Collected data
━━━━━━━━
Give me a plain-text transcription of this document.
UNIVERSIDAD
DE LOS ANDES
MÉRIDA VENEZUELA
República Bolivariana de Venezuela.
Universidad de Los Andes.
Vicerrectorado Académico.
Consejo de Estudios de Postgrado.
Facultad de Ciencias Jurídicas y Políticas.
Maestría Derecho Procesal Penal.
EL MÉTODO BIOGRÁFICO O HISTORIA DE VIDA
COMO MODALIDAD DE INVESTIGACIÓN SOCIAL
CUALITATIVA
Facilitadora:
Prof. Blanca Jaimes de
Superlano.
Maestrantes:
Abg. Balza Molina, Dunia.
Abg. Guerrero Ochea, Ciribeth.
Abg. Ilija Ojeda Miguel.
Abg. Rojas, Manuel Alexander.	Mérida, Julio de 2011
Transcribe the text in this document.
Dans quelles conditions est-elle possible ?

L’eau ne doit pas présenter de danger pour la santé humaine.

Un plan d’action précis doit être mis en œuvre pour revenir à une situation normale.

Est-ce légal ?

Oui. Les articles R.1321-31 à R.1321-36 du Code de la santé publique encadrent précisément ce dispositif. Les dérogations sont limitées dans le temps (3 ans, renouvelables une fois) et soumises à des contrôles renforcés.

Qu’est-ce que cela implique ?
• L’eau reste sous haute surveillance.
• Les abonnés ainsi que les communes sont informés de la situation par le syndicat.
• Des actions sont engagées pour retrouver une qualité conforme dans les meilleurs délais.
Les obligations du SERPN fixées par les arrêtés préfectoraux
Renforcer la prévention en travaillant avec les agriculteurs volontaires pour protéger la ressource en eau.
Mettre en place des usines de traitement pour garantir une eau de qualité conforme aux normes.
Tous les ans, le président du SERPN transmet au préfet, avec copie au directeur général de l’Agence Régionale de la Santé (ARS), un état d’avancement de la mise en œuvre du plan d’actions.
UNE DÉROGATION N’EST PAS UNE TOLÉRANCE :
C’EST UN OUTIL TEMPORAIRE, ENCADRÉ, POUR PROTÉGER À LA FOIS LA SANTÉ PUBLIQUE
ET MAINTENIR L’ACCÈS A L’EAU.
━━━━━━━━
* [WHAT TO PRODUCE] Write out every line from the entries where "this" appears.

* [COMPLETED TASK]
Give me a plain-text transcription of this document.
Transcribe the text in this document.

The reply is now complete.